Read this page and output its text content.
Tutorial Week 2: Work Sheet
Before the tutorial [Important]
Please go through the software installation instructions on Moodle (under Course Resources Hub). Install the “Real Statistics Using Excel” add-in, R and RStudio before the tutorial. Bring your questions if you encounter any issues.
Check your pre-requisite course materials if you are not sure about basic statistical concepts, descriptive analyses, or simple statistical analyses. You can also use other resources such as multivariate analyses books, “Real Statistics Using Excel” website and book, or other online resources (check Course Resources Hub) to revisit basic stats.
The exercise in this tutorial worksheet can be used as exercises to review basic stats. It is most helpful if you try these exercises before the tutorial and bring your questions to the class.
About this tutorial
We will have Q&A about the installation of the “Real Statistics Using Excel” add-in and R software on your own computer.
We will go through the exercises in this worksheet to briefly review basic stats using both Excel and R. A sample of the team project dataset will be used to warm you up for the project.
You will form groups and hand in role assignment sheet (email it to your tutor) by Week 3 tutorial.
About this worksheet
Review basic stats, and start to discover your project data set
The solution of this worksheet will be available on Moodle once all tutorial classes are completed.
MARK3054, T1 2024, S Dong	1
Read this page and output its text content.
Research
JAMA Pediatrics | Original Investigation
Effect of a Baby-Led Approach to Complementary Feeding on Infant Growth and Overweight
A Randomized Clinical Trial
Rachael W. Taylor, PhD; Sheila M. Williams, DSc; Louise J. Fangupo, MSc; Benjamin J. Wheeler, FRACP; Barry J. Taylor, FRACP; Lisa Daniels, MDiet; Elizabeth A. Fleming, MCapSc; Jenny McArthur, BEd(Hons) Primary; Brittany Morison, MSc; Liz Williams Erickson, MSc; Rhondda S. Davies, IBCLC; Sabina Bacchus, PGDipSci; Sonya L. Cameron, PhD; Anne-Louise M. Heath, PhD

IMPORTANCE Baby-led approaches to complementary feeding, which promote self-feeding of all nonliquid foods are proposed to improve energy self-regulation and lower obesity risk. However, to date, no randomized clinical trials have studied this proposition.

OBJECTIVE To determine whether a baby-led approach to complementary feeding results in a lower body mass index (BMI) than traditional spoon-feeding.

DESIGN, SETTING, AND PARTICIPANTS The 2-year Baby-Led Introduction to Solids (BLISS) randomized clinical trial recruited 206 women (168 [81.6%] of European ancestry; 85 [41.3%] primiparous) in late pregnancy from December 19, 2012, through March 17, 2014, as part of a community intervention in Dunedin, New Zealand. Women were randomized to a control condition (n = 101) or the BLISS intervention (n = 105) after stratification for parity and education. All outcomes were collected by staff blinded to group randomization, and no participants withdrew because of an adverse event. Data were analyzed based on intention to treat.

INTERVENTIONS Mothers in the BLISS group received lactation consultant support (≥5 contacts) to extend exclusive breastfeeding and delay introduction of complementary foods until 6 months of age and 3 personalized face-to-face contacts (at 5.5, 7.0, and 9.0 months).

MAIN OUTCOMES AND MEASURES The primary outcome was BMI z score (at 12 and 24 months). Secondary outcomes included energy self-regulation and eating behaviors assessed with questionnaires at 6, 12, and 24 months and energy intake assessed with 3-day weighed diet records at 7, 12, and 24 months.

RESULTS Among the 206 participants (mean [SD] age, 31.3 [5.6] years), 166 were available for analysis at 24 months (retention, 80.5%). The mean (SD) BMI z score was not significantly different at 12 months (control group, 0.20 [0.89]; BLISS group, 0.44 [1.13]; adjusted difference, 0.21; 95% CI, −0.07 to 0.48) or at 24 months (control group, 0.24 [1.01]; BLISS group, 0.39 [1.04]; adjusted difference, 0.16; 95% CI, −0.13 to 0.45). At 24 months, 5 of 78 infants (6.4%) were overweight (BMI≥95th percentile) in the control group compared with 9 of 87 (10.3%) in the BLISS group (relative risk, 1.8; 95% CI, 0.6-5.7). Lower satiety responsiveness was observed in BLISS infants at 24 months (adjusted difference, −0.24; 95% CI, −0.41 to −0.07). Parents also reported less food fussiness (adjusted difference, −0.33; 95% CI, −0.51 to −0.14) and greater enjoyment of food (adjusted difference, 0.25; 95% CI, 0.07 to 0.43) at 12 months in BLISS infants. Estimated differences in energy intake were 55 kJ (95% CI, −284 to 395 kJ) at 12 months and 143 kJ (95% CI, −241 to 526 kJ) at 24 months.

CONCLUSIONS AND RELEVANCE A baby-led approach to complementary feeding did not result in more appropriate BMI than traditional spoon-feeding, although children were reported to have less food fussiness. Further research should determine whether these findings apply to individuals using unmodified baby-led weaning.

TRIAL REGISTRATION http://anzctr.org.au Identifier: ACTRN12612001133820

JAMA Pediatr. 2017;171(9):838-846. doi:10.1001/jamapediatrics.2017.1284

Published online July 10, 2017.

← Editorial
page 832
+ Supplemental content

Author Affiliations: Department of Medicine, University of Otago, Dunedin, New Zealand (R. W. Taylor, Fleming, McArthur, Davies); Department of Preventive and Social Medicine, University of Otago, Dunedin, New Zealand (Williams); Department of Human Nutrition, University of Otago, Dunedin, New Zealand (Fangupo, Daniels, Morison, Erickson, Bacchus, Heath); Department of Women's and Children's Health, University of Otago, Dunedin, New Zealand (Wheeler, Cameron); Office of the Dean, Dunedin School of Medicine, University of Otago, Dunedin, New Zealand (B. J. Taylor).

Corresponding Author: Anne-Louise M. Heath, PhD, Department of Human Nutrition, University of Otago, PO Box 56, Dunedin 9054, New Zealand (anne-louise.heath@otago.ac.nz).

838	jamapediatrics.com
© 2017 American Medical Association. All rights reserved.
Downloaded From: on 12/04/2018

**Task goal**
Identify the lines above with the word "Course". Copy them.

**Problem solution**
Please go through the software installation instructions on Moodle (under Course Resources Hub). Install the “Real Statistics Using Excel” add-in, R and RStudio before the tutorial. Bring your questions if you encounter any issues.
Check your pre-requisite course materials if you are not sure about basic statistical concepts, descriptive analyses, or simple statistical analyses. You can also use other resources such as multivariate analyses books, “Real Statistics Using Excel” website and book, or other online resources (check Course Resources Hub) to revisit basic stats.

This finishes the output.